WHAT THIS TASK INVOLVES -
Gather all lines from the material that contain the word "text".
## Begin
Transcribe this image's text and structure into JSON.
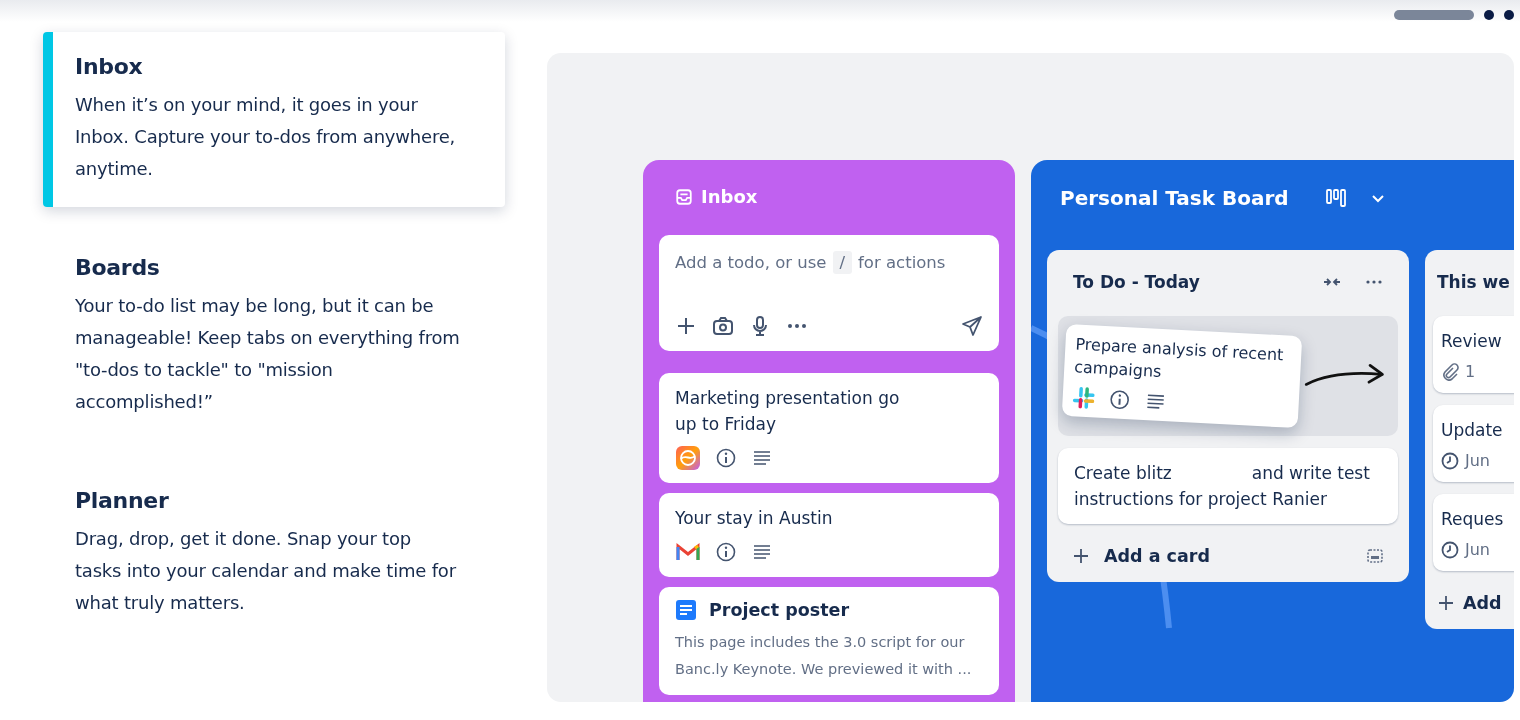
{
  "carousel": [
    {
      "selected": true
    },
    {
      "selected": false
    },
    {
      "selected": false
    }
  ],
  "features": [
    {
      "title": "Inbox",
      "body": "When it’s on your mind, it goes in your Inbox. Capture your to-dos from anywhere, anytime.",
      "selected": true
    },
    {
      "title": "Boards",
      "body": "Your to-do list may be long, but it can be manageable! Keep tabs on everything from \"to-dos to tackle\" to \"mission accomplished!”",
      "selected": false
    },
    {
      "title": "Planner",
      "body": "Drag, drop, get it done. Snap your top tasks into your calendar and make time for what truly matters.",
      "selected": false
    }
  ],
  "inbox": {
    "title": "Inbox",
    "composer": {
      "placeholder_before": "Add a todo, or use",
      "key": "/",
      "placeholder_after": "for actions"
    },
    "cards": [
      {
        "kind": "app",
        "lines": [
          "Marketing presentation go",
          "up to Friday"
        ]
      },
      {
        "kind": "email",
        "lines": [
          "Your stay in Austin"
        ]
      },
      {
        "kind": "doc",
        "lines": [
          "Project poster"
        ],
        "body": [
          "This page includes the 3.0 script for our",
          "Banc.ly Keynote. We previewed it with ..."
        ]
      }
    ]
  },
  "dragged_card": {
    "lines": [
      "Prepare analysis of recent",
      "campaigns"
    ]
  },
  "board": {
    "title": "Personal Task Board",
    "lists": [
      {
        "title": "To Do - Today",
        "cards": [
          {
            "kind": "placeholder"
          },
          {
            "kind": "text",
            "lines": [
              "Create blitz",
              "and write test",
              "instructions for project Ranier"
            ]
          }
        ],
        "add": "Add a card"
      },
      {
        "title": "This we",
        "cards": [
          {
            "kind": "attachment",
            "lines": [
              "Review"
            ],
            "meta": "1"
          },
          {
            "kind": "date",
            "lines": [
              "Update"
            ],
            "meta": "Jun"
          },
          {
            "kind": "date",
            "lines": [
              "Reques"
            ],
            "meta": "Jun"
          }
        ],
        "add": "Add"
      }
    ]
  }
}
## End
## Begin
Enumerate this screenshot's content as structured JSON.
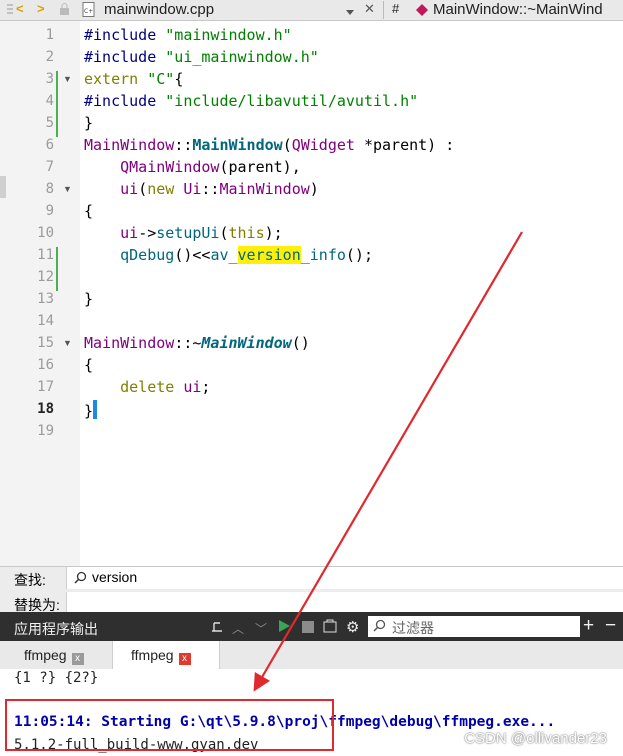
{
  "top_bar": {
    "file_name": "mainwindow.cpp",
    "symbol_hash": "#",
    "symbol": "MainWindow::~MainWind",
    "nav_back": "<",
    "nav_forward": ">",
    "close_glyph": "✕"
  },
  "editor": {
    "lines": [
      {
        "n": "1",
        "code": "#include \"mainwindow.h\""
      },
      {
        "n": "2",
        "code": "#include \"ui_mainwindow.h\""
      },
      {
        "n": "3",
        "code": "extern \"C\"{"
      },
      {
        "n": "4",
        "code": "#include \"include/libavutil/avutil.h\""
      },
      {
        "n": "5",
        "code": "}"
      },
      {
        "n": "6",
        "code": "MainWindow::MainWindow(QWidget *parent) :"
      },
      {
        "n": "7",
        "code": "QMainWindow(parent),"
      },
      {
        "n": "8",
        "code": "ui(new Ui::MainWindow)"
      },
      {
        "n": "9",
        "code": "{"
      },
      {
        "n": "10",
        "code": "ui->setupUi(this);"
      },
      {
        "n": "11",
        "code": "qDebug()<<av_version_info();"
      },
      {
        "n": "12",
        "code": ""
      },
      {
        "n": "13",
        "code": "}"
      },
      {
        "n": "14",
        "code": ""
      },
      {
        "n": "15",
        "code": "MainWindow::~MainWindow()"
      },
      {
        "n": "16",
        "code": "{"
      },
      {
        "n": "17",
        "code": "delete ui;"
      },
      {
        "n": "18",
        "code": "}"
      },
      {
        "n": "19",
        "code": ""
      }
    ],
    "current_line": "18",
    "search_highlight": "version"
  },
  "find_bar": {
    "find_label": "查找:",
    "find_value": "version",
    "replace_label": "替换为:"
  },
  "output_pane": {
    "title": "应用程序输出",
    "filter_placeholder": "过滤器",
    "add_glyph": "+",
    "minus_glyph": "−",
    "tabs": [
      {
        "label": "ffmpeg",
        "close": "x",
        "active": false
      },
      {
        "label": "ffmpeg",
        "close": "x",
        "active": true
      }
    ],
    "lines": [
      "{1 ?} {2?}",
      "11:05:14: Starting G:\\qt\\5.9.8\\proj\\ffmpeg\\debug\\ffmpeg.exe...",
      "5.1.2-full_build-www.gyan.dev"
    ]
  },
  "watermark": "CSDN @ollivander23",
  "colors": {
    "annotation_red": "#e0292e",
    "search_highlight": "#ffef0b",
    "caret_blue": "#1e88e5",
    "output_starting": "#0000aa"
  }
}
## End
TASK OUTPUT -
Transcribe this image's text and structure into JSON.
            "kind": "text",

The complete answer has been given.